[START]

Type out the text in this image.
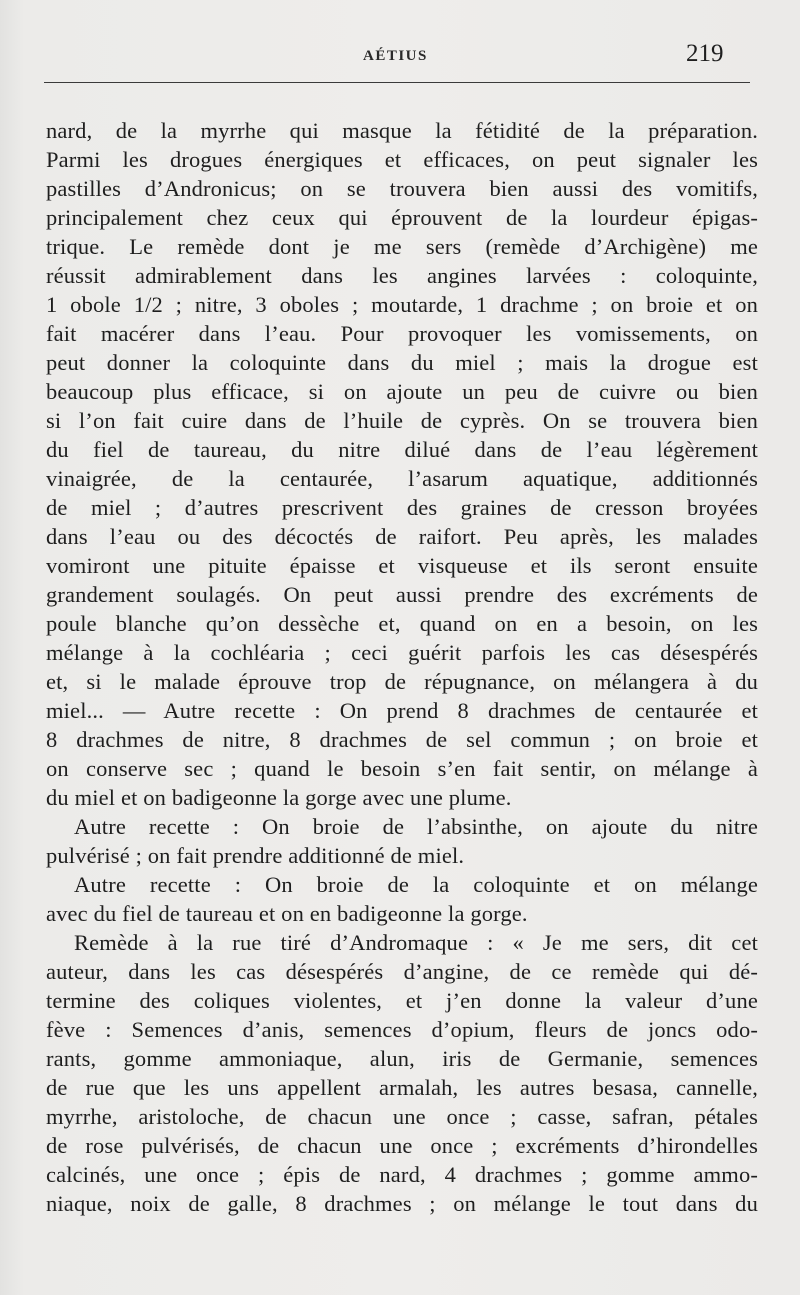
AÉTIUS	219
nard, de la myrrhe qui masque la fétidité de la préparation.
Parmi les drogues énergiques et efficaces, on peut signaler les
pastilles d’Andronicus; on se trouvera bien aussi des vomitifs,
principalement chez ceux qui éprouvent de la lourdeur épigas-
trique. Le remède dont je me sers (remède d’Archigène) me
réussit admirablement dans les angines larvées : coloquinte,
1 obole 1/2 ; nitre, 3 oboles ; moutarde, 1 drachme ; on broie et on
fait macérer dans l’eau. Pour provoquer les vomissements, on
peut donner la coloquinte dans du miel ; mais la drogue est
beaucoup plus efficace, si on ajoute un peu de cuivre ou bien
si l’on fait cuire dans de l’huile de cyprès. On se trouvera bien
du fiel de taureau, du nitre dilué dans de l’eau légèrement
vinaigrée, de la centaurée, l’asarum aquatique, additionnés
de miel ; d’autres prescrivent des graines de cresson broyées
dans l’eau ou des décoctés de raifort. Peu après, les malades
vomiront une pituite épaisse et visqueuse et ils seront ensuite
grandement soulagés. On peut aussi prendre des excréments de
poule blanche qu’on dessèche et, quand on en a besoin, on les
mélange à la cochléaria ; ceci guérit parfois les cas désespérés
et, si le malade éprouve trop de répugnance, on mélangera à du
miel... — Autre recette : On prend 8 drachmes de centaurée et
8 drachmes de nitre, 8 drachmes de sel commun ; on broie et
on conserve sec ; quand le besoin s’en fait sentir, on mélange à
du miel et on badigeonne la gorge avec une plume.
Autre recette : On broie de l’absinthe, on ajoute du nitre
pulvérisé ; on fait prendre additionné de miel.
Autre recette : On broie de la coloquinte et on mélange
avec du fiel de taureau et on en badigeonne la gorge.
Remède à la rue tiré d’Andromaque : « Je me sers, dit cet
auteur, dans les cas désespérés d’angine, de ce remède qui dé-
termine des coliques violentes, et j’en donne la valeur d’une
fève : Semences d’anis, semences d’opium, fleurs de joncs odo-
rants, gomme ammoniaque, alun, iris de Germanie, semences
de rue que les uns appellent armalah, les autres besasa, cannelle,
myrrhe, aristoloche, de chacun une once ; casse, safran, pétales
de rose pulvérisés, de chacun une once ; excréments d’hirondelles
calcinés, une once ; épis de nard, 4 drachmes ; gomme ammo-
niaque, noix de galle, 8 drachmes ; on mélange le tout dans du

[END]

--- THE REQUEST ---
In the entries above, identify every line with the word "drachmes". Copy those lines.

--- WORKED ANSWER ---
miel... — Autre recette : On prend 8 drachmes de centaurée et
8 drachmes de nitre, 8 drachmes de sel commun ; on broie et
calcinés, une once ; épis de nard, 4 drachmes ; gomme ammo-
niaque, noix de galle, 8 drachmes ; on mélange le tout dans du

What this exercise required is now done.